Listed entries start
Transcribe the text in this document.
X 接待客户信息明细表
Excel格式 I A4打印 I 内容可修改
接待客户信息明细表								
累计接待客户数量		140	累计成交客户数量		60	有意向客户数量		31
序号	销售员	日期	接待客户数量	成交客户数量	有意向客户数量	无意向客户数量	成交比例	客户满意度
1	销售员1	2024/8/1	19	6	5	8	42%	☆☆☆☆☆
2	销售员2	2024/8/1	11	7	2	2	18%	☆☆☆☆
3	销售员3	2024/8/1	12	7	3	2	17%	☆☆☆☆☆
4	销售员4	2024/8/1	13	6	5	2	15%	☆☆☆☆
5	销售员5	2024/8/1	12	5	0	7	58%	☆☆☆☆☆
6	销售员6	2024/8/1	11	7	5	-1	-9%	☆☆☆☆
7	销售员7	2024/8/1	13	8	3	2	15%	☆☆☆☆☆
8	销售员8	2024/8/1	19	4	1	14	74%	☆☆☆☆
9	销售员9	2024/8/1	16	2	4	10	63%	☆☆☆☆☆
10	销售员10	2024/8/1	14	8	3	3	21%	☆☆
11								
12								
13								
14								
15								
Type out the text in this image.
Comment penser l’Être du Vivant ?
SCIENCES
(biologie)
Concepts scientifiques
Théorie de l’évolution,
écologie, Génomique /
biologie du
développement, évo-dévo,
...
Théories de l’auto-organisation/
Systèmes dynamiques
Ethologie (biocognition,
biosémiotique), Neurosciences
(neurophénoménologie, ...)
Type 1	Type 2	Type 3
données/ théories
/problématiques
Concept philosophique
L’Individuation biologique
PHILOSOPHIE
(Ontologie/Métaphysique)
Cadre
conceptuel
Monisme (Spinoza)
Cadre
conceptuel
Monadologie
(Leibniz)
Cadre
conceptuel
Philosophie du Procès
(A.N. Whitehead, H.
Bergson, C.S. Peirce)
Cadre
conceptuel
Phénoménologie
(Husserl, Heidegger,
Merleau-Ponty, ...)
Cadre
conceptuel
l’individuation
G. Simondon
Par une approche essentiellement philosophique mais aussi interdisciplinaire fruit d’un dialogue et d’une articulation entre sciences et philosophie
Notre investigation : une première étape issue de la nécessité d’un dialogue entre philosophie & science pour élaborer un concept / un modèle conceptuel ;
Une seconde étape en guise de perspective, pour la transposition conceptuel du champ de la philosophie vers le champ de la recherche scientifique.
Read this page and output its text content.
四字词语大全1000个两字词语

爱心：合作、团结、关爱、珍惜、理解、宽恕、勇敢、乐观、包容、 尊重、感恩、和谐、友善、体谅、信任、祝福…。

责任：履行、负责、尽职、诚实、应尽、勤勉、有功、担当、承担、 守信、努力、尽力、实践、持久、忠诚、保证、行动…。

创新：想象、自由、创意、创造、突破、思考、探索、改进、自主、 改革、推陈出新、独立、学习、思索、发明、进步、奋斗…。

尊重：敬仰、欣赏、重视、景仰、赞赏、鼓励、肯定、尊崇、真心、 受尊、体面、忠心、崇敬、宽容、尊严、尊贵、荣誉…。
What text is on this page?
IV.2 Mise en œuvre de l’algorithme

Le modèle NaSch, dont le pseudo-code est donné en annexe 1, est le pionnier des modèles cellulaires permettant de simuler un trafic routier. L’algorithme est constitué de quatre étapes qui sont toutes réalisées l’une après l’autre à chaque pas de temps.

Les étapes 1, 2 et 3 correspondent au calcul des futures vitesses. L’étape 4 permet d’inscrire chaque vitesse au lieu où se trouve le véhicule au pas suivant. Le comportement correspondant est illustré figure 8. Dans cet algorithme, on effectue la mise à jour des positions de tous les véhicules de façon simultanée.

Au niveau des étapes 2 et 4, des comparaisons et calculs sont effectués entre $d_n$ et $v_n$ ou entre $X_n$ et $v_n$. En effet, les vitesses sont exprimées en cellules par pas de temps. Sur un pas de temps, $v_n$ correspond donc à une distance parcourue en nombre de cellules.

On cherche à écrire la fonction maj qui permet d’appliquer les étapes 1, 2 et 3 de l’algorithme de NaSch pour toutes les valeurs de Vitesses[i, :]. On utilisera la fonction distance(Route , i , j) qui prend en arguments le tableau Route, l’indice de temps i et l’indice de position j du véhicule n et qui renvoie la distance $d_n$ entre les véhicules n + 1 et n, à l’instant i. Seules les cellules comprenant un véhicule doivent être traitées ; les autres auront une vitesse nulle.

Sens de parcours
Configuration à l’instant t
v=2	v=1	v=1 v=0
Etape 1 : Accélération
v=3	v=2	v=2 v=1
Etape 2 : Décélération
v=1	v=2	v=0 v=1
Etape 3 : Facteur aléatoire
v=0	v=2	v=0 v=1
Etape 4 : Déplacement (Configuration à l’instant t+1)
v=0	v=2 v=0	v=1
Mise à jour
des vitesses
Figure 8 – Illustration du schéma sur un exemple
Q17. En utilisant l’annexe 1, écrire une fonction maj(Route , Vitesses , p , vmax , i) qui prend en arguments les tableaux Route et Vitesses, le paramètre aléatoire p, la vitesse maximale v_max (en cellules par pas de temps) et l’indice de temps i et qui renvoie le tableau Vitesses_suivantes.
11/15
Listed entries end
What is asked:
Print all of the entries again, exactly as written.

Reply:
Transcribe the text in this document.
X 接待客户信息明细表
Excel格式 I A4打印 I 内容可修改
接待客户信息明细表								
累计接待客户数量		140	累计成交客户数量		60	有意向客户数量		31
序号	销售员	日期	接待客户数量	成交客户数量	有意向客户数量	无意向客户数量	成交比例	客户满意度
1	销售员1	2024/8/1	19	6	5	8	42%	☆☆☆☆☆
2	销售员2	2024/8/1	11	7	2	2	18%	☆☆☆☆
3	销售员3	2024/8/1	12	7	3	2	17%	☆☆☆☆☆
4	销售员4	2024/8/1	13	6	5	2	15%	☆☆☆☆
5	销售员5	2024/8/1	12	5	0	7	58%	☆☆☆☆☆
6	销售员6	2024/8/1	11	7	5	-1	-9%	☆☆☆☆
7	销售员7	2024/8/1	13	8	3	2	15%	☆☆☆☆☆
8	销售员8	2024/8/1	19	4	1	14	74%	☆☆☆☆
9	销售员9	2024/8/1	16	2	4	10	63%	☆☆☆☆☆
10	销售员10	2024/8/1	14	8	3	3	21%	☆☆
11								
12								
13								
14								
15								
Type out the text in this image.
Comment penser l’Être du Vivant ?
SCIENCES
(biologie)
Concepts scientifiques
Théorie de l’évolution,
écologie, Génomique /
biologie du
développement, évo-dévo,
...
Théories de l’auto-organisation/
Systèmes dynamiques
Ethologie (biocognition,
biosémiotique), Neurosciences
(neurophénoménologie, ...)
Type 1	Type 2	Type 3
données/ théories
/problématiques
Concept philosophique
L’Individuation biologique
PHILOSOPHIE
(Ontologie/Métaphysique)
Cadre
conceptuel
Monisme (Spinoza)
Cadre
conceptuel
Monadologie
(Leibniz)
Cadre
conceptuel
Philosophie du Procès
(A.N. Whitehead, H.
Bergson, C.S. Peirce)
Cadre
conceptuel
Phénoménologie
(Husserl, Heidegger,
Merleau-Ponty, ...)
Cadre
conceptuel
l’individuation
G. Simondon
Par une approche essentiellement philosophique mais aussi interdisciplinaire fruit d’un dialogue et d’une articulation entre sciences et philosophie
Notre investigation : une première étape issue de la nécessité d’un dialogue entre philosophie & science pour élaborer un concept / un modèle conceptuel ;
Une seconde étape en guise de perspective, pour la transposition conceptuel du champ de la philosophie vers le champ de la recherche scientifique.
Read this page and output its text content.
四字词语大全1000个两字词语

爱心：合作、团结、关爱、珍惜、理解、宽恕、勇敢、乐观、包容、 尊重、感恩、和谐、友善、体谅、信任、祝福…。

责任：履行、负责、尽职、诚实、应尽、勤勉、有功、担当、承担、 守信、努力、尽力、实践、持久、忠诚、保证、行动…。

创新：想象、自由、创意、创造、突破、思考、探索、改进、自主、 改革、推陈出新、独立、学习、思索、发明、进步、奋斗…。

尊重：敬仰、欣赏、重视、景仰、赞赏、鼓励、肯定、尊崇、真心、 受尊、体面、忠心、崇敬、宽容、尊严、尊贵、荣誉…。
What text is on this page?
IV.2 Mise en œuvre de l’algorithme

Le modèle NaSch, dont le pseudo-code est donné en annexe 1, est le pionnier des modèles cellulaires permettant de simuler un trafic routier. L’algorithme est constitué de quatre étapes qui sont toutes réalisées l’une après l’autre à chaque pas de temps.

Les étapes 1, 2 et 3 correspondent au calcul des futures vitesses. L’étape 4 permet d’inscrire chaque vitesse au lieu où se trouve le véhicule au pas suivant. Le comportement correspondant est illustré figure 8. Dans cet algorithme, on effectue la mise à jour des positions de tous les véhicules de façon simultanée.

Au niveau des étapes 2 et 4, des comparaisons et calculs sont effectués entre $d_n$ et $v_n$ ou entre $X_n$ et $v_n$. En effet, les vitesses sont exprimées en cellules par pas de temps. Sur un pas de temps, $v_n$ correspond donc à une distance parcourue en nombre de cellules.

On cherche à écrire la fonction maj qui permet d’appliquer les étapes 1, 2 et 3 de l’algorithme de NaSch pour toutes les valeurs de Vitesses[i, :]. On utilisera la fonction distance(Route , i , j) qui prend en arguments le tableau Route, l’indice de temps i et l’indice de position j du véhicule n et qui renvoie la distance $d_n$ entre les véhicules n + 1 et n, à l’instant i. Seules les cellules comprenant un véhicule doivent être traitées ; les autres auront une vitesse nulle.

Sens de parcours
Configuration à l’instant t
v=2	v=1	v=1 v=0
Etape 1 : Accélération
v=3	v=2	v=2 v=1
Etape 2 : Décélération
v=1	v=2	v=0 v=1
Etape 3 : Facteur aléatoire
v=0	v=2	v=0 v=1
Etape 4 : Déplacement (Configuration à l’instant t+1)
v=0	v=2 v=0	v=1
Mise à jour
des vitesses
Figure 8 – Illustration du schéma sur un exemple
Q17. En utilisant l’annexe 1, écrire une fonction maj(Route , Vitesses , p , vmax , i) qui prend en arguments les tableaux Route et Vitesses, le paramètre aléatoire p, la vitesse maximale v_max (en cellules par pas de temps) et l’indice de temps i et qui renvoie le tableau Vitesses_suivantes.
11/15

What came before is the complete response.